**Stated task:**
Rewrite the lines starting at "List UI elements" and ending at "item-title: Deer Steak with Potatoes (468, 2003, 648, 2020)", substituting "Venison Steak" for "Deer Steak" wherever it occurs and changing nothing else. Give only those lines.

Records from a data collection:
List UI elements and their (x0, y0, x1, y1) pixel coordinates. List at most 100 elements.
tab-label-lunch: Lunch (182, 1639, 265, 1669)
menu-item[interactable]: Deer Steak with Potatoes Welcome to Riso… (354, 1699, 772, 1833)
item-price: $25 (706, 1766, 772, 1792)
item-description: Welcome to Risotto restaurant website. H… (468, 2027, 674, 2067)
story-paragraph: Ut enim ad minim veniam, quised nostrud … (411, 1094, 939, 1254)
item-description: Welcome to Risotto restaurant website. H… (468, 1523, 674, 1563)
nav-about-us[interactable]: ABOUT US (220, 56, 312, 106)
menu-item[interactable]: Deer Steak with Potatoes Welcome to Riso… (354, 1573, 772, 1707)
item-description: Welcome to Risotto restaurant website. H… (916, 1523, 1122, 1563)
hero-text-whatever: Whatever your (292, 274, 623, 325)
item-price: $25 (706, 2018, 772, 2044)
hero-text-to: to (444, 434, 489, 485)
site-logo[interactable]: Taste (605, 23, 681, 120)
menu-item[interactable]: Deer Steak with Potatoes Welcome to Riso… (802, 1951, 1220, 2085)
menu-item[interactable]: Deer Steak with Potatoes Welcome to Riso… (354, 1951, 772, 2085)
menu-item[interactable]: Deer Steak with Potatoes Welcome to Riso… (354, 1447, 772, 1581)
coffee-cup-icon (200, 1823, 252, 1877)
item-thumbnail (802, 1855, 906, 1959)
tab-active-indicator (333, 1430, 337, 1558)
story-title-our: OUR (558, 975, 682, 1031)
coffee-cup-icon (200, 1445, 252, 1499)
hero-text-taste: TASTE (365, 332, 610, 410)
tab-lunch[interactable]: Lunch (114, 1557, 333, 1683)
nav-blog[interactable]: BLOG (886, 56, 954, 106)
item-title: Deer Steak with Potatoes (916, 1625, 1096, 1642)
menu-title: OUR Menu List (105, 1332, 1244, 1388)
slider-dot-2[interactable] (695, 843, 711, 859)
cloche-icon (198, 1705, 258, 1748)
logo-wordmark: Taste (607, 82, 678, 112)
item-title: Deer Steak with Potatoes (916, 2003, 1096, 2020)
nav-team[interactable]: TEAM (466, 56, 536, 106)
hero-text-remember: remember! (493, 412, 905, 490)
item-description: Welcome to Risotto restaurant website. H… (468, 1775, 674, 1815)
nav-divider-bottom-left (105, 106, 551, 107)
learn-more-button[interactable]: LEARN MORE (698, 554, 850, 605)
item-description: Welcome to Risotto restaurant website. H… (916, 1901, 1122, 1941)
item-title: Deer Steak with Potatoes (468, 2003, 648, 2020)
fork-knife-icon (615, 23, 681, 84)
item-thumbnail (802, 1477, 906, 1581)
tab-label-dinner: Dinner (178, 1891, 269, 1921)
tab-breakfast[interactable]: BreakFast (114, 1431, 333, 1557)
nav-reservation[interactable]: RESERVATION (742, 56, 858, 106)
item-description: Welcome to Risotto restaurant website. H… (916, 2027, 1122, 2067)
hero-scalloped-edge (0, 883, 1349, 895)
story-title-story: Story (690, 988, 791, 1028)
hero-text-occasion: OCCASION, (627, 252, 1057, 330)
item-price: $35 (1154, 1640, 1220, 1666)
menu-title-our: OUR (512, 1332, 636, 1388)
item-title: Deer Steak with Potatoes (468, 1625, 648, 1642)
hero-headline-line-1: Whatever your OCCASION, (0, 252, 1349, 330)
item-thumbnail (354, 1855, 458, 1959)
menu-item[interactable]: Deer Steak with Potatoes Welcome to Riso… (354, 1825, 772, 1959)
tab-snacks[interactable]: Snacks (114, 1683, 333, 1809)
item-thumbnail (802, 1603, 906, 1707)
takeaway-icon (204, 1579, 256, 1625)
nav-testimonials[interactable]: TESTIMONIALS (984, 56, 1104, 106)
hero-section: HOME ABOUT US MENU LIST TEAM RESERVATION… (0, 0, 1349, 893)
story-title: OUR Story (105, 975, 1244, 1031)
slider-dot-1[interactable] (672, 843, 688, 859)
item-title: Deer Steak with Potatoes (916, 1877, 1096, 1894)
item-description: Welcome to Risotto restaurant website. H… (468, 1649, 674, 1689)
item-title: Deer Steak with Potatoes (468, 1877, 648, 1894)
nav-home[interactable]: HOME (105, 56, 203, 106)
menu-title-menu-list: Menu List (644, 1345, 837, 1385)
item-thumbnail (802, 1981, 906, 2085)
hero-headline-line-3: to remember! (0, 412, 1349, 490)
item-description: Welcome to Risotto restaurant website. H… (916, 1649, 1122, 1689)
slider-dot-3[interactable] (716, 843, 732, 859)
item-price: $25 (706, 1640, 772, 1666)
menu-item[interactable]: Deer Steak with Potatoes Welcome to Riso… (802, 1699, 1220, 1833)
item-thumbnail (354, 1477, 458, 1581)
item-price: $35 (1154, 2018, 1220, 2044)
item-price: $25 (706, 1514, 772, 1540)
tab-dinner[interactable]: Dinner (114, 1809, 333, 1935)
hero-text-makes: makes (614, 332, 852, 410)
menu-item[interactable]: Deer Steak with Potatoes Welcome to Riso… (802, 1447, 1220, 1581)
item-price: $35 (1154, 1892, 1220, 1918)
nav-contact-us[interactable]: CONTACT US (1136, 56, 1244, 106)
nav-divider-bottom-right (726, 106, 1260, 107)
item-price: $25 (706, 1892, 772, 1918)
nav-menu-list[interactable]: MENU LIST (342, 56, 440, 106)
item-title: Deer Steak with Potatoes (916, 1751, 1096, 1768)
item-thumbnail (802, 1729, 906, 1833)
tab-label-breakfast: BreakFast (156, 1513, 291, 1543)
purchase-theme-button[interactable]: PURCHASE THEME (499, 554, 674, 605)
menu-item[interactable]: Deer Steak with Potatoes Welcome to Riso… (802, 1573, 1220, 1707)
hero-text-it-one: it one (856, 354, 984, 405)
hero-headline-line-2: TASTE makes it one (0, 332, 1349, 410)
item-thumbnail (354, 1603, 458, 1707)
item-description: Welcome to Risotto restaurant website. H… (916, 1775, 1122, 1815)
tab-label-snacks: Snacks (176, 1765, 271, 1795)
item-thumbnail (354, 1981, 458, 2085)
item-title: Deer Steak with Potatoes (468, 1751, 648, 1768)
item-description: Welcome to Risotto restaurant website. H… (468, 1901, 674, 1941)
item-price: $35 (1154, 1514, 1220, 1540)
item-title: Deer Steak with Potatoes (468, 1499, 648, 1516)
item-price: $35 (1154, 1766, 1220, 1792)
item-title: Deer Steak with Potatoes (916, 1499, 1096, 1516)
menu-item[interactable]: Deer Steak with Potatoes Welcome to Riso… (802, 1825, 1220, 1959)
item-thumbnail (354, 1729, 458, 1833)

...

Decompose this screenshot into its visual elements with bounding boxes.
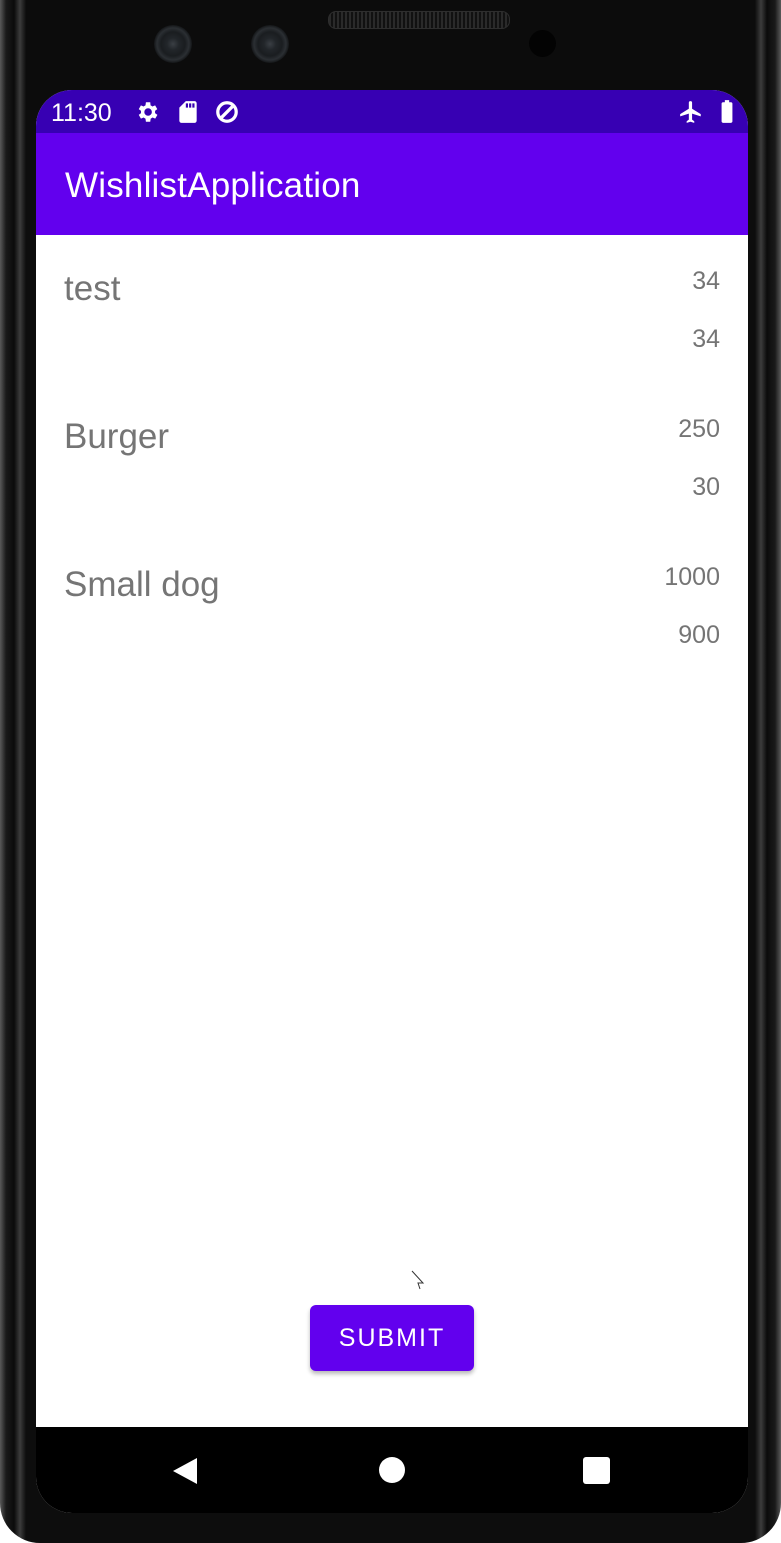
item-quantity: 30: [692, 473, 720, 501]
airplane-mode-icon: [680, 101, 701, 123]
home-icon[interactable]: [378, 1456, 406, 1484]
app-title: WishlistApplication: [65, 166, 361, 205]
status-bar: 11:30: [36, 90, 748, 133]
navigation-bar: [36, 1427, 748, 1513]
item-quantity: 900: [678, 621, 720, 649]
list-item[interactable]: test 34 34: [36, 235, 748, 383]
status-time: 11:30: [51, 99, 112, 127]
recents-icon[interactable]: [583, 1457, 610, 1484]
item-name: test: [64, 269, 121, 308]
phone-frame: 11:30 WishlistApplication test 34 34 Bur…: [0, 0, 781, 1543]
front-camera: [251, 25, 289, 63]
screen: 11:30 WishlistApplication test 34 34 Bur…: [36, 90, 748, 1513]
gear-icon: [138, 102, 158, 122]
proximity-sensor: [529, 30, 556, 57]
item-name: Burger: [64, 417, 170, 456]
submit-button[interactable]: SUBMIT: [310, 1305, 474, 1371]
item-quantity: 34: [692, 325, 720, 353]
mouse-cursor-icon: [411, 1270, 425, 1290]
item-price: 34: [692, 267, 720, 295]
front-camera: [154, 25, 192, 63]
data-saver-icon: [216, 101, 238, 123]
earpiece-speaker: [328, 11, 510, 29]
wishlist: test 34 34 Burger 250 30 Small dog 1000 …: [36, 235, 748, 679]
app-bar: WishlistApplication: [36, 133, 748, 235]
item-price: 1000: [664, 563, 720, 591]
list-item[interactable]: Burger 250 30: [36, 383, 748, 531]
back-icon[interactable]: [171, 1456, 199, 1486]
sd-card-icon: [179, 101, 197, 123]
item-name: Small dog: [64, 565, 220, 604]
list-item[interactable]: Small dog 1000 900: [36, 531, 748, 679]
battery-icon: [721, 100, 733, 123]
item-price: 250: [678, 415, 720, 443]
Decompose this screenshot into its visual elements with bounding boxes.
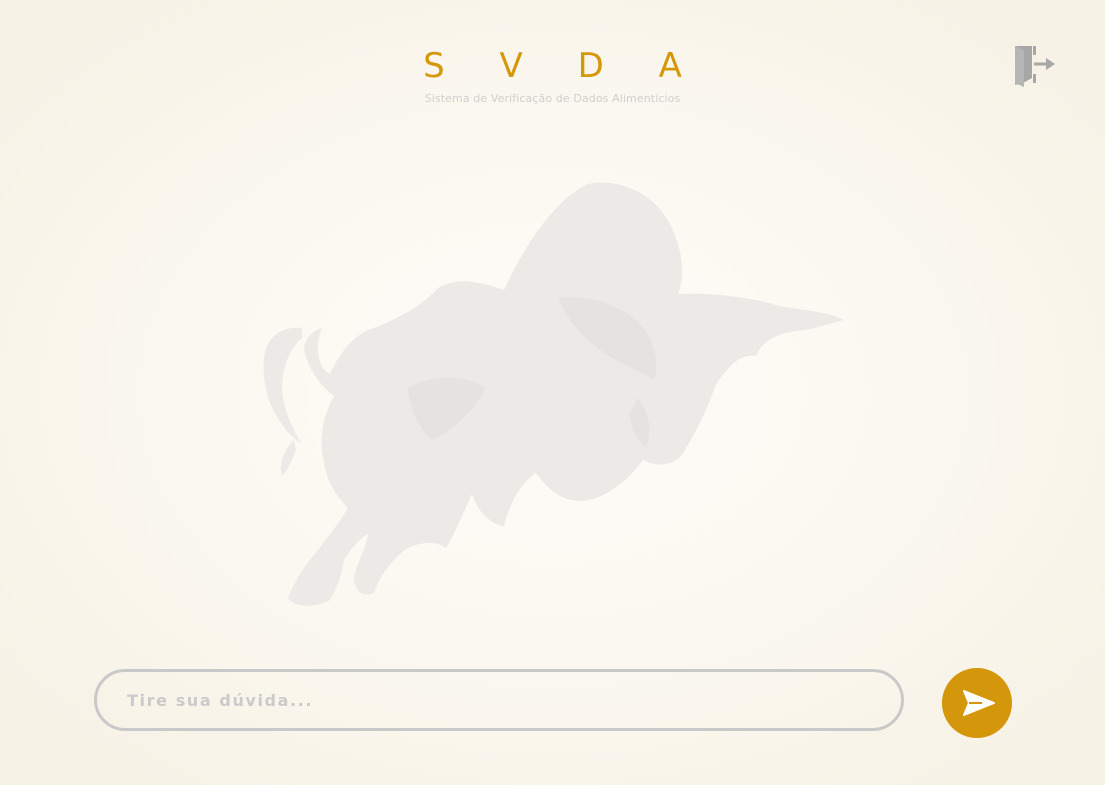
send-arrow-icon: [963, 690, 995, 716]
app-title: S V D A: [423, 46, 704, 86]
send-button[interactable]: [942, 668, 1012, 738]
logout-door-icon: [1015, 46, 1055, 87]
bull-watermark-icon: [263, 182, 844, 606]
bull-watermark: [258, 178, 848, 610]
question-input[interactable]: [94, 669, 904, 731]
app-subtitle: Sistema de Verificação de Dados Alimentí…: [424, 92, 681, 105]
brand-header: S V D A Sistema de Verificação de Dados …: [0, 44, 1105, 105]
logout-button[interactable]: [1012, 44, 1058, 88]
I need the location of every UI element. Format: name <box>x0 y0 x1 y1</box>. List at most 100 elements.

**Written answer:**
List UI elements and their (x0, y0, x1, y1) pixel coordinates. List at most 100 elements.
tab-label-lunch: Lunch (182, 1639, 265, 1669)
menu-item[interactable]: Venison Steak with Potatoes Welcome to Riso… (354, 1699, 772, 1833)
item-price: $25 (706, 1766, 772, 1792)
item-description: Welcome to Risotto restaurant website. H… (468, 2027, 674, 2067)
story-paragraph: Ut enim ad minim veniam, quised nostrud … (411, 1094, 939, 1254)
item-description: Welcome to Risotto restaurant website. H… (468, 1523, 674, 1563)
nav-about-us[interactable]: ABOUT US (220, 56, 312, 106)
menu-item[interactable]: Venison Steak with Potatoes Welcome to Riso… (354, 1573, 772, 1707)
item-description: Welcome to Risotto restaurant website. H… (916, 1523, 1122, 1563)
hero-text-whatever: Whatever your (292, 274, 623, 325)
item-price: $25 (706, 2018, 772, 2044)
hero-text-to: to (444, 434, 489, 485)
site-logo[interactable]: Taste (605, 23, 681, 120)
menu-item[interactable]: Venison Steak with Potatoes Welcome to Riso… (802, 1951, 1220, 2085)
menu-item[interactable]: Venison Steak with Potatoes Welcome to Riso… (354, 1951, 772, 2085)
menu-item[interactable]: Venison Steak with Potatoes Welcome to Riso… (354, 1447, 772, 1581)
coffee-cup-icon (200, 1823, 252, 1877)
item-thumbnail (802, 1855, 906, 1959)
tab-active-indicator (333, 1430, 337, 1558)
story-title-our: OUR (558, 975, 682, 1031)
coffee-cup-icon (200, 1445, 252, 1499)
hero-text-taste: TASTE (365, 332, 610, 410)
tab-lunch[interactable]: Lunch (114, 1557, 333, 1683)
nav-blog[interactable]: BLOG (886, 56, 954, 106)
item-title: Venison Steak with Potatoes (916, 1625, 1096, 1642)
menu-title: OUR Menu List (105, 1332, 1244, 1388)
slider-dot-2[interactable] (695, 843, 711, 859)
cloche-icon (198, 1705, 258, 1748)
logo-wordmark: Taste (607, 82, 678, 112)
item-title: Venison Steak with Potatoes (916, 2003, 1096, 2020)
nav-team[interactable]: TEAM (466, 56, 536, 106)
hero-text-remember: remember! (493, 412, 905, 490)
item-description: Welcome to Risotto restaurant website. H… (468, 1775, 674, 1815)
nav-divider-bottom-left (105, 106, 551, 107)
learn-more-button[interactable]: LEARN MORE (698, 554, 850, 605)
item-description: Welcome to Risotto restaurant website. H… (916, 1901, 1122, 1941)
item-title: Venison Steak with Potatoes (468, 2003, 648, 2020)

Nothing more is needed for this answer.